- **Extrait du document**:
━━━━
Depuis la prise de Kaboul, dimanche, les talibans s'évertuent à montrer qu'ils ont changé"Les étapes d'aujourd'hui seront positivement différentes des étapes passées", a avancé le porte-parole du mouvement.

"Mais à chaque fois que les talibans annoncent des mesures d'ouverture, ils finissent leur phrase en disant qu'elles s'effectueront dans le cadre de la charia."

Karim Pakzad, chercheur spécialiste de l'Afghanistan

à franceinfo

Une présence sur les réseaux sociaux

Si leur idéologie est restée la même, force est de constater que leur arsenal de communication a considérablement évolué. "Les talibans [d'aujourd'hui] diffèrent de ceux des années 90 par leur plus grande sophistication politique", analyse auprès du Parisien Michael Barry, professeur à l'université américaine de Kaboul. "On a affaire à des diplomates qui parlent anglais et qui savent dire aux différentes chancelleries ce qu'elles veulent entendre", poursuit le spécialiste. Victoria Fontan, professeure à l'université américaine d'Afghanistan, dresse une analyse similaire sur franceinfo.

"Ils savent négocier avec la population, ils savent parler aux journalistes, ils savent utiliser Twitter pour répandre leur propagande."

Victoria Fontan, professeure à l'université américaine d'Afghanistan

à franceinfo

Les talibans mènent désormais une importante campagne de communication dont un volet se déroule sur les réseaux sociaux. De nombreux chefs talibans multiplient sur Twitter les messages d'apaisement à destination de la communauté internationale, mais aussi de la population. C'est d'ailleurs dans une vidéo face caméra que le mollah Baradar, cofondateur du mouvement, a félicité dimanche ses troupes après la prise de Kaboul et déclaré que l'objectif des talibans serait de "servir [la] nation et [d']assurer la sécurité et le confort dans la vie."

Un discours que l'on retrouve également sur le profil Twitter du porte-parole auprès des médias internationaux, Suhail Shaneen. "Nous assurons à tous les diplomates, ambassades, consulats et travailleurs caritatifs, qu'ils soient internationaux ou nationaux, que non seulement aucun problème ne leur sera créé, mais qu'un environnement sécurisé leur sera fourni", écrivait-il ainsi lundi.

"Depuis une dizaine d'années, les comptes sur Facebook ou bien encore Twitter se sont multipliés. Sans oublier les forums, souvent cryptés, sur des applications tels que Telegram ou WhatsApp", expliquent Les Echos. Les talibans avaient par exemple créé une ligne d'assistance sur WhatsApp pour répondre aux plaintes éventuelles des Afghans. Celle-ci a été fermée mardi par Facebook, propriétaire du service de messagerie américain, en raison "de l'interdiction de comptes qui se présentent comme des comptes officiels des talibans", a justifié un porte-parole de WhatsApp.
━━━━
Données d'analyse de la mise en page:
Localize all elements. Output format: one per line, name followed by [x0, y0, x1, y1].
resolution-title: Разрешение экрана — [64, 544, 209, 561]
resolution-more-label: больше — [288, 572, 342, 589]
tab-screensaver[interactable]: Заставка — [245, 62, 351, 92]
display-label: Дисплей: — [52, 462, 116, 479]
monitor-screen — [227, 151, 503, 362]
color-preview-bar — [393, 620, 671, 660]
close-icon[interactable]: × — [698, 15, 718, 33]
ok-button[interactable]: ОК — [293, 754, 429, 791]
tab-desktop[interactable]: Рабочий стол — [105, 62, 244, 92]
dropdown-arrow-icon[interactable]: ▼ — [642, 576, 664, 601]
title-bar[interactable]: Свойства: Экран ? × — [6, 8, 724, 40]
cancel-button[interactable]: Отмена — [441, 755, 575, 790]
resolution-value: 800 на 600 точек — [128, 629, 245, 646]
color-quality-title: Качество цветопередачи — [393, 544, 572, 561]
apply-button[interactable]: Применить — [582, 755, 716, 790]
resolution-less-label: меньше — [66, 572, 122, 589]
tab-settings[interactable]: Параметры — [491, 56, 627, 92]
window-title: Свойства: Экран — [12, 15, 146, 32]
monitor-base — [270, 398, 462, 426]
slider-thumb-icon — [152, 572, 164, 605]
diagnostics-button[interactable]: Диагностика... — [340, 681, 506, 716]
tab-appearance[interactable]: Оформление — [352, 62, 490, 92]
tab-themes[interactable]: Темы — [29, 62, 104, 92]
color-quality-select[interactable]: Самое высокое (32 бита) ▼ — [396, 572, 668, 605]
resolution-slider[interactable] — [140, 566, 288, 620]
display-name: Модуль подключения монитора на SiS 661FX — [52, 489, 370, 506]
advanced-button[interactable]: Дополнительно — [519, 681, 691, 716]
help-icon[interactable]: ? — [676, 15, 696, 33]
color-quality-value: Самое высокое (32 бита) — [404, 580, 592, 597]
━━━━
- **Votre consigne**:
Dressez la liste de toutes les personnes nommées dans l'article sur la communication des talibans.

- **Réponse attendue**:
- Karim Pakzad
- Michael Barry
- Victoria Fontan
- le mollah Baradar
- Suhail Shaneen